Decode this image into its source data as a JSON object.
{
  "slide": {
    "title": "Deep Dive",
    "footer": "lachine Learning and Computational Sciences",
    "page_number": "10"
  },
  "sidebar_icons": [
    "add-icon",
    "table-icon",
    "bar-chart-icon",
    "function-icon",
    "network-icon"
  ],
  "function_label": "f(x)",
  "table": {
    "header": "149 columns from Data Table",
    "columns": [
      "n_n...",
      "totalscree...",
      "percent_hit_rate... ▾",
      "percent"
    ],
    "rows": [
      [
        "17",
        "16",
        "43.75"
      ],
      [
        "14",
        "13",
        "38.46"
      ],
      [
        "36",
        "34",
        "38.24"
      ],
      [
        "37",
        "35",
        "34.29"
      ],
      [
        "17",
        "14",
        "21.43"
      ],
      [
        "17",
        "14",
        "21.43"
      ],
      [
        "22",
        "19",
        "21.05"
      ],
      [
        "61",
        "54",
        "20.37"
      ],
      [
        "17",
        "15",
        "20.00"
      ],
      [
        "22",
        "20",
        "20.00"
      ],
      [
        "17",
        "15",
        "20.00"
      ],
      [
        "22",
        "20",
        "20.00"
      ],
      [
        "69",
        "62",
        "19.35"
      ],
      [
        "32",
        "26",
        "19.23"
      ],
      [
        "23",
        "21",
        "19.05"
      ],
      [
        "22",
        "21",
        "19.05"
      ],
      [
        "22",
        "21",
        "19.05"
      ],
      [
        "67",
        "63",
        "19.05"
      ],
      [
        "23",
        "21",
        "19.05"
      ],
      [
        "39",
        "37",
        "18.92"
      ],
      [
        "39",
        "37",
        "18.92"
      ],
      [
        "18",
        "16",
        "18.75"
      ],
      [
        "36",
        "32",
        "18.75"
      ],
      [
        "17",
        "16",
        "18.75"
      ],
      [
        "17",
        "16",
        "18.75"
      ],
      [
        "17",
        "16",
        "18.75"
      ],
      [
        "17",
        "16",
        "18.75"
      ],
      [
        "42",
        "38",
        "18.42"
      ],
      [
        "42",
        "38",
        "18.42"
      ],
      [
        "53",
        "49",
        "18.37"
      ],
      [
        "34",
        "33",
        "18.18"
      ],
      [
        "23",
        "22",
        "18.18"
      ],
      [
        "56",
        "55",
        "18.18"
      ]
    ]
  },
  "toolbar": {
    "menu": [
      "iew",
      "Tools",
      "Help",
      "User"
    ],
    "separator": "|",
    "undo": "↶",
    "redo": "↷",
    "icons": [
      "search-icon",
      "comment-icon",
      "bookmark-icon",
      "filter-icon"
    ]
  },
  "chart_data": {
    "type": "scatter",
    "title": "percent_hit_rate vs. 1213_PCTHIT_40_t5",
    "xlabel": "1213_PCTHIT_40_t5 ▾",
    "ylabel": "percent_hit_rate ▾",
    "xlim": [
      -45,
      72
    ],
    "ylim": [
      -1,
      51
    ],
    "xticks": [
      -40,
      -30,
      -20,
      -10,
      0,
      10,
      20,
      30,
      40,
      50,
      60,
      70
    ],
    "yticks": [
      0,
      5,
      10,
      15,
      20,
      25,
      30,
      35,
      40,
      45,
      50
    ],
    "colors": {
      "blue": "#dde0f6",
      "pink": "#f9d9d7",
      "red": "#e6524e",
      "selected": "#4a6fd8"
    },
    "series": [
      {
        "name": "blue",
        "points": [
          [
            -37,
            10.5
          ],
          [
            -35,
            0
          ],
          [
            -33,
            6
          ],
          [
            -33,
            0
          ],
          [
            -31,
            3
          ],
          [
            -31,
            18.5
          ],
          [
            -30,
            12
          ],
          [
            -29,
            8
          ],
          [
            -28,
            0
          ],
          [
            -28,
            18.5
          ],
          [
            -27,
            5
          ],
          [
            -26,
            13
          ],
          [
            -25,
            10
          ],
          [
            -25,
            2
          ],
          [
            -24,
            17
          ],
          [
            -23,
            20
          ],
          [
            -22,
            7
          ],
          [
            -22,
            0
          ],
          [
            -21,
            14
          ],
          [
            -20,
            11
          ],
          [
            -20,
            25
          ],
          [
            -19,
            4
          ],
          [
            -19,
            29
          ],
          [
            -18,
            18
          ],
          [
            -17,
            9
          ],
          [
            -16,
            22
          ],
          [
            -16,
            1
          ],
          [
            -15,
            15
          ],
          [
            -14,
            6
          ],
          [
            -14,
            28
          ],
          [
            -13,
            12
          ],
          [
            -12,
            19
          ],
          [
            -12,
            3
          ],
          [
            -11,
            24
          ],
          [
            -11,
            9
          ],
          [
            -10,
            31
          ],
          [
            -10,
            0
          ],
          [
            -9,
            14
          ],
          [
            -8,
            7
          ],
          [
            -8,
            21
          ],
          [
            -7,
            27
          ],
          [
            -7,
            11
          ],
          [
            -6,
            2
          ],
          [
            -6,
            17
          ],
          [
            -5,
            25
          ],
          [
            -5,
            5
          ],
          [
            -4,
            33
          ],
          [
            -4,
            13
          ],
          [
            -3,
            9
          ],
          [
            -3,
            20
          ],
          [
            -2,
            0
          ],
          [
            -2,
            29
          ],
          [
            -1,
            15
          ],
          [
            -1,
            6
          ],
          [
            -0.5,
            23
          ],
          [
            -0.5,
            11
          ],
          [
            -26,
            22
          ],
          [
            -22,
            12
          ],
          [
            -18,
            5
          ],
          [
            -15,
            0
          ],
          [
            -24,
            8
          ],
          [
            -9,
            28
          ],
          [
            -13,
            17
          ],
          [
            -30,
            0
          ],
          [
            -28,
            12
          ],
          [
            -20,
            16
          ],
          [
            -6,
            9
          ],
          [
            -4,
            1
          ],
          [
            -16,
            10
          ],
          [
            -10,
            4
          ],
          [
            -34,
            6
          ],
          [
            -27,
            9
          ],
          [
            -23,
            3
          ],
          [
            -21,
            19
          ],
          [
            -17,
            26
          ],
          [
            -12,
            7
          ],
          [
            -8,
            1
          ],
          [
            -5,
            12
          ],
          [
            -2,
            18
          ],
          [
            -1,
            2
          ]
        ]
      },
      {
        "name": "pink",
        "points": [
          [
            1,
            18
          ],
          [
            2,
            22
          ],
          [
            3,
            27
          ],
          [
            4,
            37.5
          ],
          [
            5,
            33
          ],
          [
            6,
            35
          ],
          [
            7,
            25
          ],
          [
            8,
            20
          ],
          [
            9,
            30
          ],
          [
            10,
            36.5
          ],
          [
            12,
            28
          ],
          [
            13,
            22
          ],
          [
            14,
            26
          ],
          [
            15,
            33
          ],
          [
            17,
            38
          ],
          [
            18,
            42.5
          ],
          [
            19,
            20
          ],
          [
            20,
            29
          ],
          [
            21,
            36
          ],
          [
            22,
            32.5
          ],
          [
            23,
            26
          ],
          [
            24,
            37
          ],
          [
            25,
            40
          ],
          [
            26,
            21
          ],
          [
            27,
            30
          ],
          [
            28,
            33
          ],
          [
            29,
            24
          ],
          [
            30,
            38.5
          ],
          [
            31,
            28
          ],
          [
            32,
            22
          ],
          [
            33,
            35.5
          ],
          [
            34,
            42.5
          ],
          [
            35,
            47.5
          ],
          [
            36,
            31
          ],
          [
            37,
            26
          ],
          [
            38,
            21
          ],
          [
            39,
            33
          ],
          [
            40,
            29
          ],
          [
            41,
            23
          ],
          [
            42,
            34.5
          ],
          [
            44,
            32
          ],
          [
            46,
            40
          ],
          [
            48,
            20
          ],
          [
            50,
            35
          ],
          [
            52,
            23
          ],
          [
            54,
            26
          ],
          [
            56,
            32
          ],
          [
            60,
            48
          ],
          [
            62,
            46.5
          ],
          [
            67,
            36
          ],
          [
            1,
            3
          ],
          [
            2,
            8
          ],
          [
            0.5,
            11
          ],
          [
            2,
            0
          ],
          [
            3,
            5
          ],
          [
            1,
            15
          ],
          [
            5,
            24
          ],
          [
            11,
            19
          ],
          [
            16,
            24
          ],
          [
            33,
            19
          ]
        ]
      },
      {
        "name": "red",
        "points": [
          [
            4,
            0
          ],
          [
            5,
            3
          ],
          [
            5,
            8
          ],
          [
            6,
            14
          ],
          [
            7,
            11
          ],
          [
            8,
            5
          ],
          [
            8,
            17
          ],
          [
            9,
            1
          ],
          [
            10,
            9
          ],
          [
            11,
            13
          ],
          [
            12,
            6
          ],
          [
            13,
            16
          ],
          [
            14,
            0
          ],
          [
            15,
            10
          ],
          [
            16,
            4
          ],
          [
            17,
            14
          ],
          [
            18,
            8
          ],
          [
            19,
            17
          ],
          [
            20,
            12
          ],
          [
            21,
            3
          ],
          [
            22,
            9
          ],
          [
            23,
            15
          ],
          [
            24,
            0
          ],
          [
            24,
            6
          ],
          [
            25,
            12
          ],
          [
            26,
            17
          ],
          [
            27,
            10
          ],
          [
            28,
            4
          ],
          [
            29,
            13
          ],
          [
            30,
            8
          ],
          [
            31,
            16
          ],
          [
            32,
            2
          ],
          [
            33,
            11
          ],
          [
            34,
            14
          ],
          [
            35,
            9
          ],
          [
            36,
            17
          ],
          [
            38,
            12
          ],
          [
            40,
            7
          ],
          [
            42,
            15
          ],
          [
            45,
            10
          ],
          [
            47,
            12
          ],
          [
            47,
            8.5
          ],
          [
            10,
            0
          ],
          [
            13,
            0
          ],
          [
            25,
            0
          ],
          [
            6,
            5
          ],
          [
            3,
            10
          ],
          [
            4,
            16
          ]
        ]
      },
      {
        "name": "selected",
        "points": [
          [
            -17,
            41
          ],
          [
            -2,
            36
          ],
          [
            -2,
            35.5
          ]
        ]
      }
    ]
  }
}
....
__AIM__. Gather up, from the records above, each line where the word "title" appears.

__COMPLETE RESPONSE__.
    "title": "Deep Dive",
    "title": "percent_hit_rate vs. 1213_PCTHIT_40_t5",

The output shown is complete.